[Stored records]

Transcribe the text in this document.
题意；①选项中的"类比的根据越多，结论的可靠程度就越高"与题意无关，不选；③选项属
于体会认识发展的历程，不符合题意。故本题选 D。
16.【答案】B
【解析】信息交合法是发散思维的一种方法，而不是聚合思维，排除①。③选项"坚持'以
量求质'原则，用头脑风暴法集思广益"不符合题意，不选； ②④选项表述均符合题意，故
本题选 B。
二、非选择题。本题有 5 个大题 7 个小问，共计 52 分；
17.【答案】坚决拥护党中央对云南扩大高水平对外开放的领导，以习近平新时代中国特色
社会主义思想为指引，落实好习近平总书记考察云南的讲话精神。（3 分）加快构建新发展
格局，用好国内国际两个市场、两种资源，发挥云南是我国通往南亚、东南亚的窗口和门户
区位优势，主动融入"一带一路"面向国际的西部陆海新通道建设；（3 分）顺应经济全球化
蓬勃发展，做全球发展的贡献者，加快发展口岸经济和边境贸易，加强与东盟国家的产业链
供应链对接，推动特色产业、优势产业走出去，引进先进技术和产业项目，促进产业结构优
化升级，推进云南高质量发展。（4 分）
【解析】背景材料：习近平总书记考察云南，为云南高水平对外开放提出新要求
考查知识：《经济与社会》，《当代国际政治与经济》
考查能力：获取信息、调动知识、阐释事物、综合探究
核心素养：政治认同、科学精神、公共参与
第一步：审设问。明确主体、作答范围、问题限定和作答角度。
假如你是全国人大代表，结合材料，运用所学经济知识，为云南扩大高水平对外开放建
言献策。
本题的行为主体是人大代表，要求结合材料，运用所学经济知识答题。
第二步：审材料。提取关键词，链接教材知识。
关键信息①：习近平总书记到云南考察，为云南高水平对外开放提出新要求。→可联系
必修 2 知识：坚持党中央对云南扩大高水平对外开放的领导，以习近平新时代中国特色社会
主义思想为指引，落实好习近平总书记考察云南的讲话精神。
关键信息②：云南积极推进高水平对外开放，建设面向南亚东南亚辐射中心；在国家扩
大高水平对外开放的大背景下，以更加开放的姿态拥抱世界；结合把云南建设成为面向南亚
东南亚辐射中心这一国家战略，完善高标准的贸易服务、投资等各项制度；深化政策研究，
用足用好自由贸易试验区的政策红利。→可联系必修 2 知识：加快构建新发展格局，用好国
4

EXERCISE » Search the data above for the string "落实好习近平总书记考察云南的讲话精神" and return every line that has it.

FINAL RESULT »
社会主义思想为指引，落实好习近平总书记考察云南的讲话精神。（3 分）加快构建新发展
主义思想为指引，落实好习近平总书记考察云南的讲话精神。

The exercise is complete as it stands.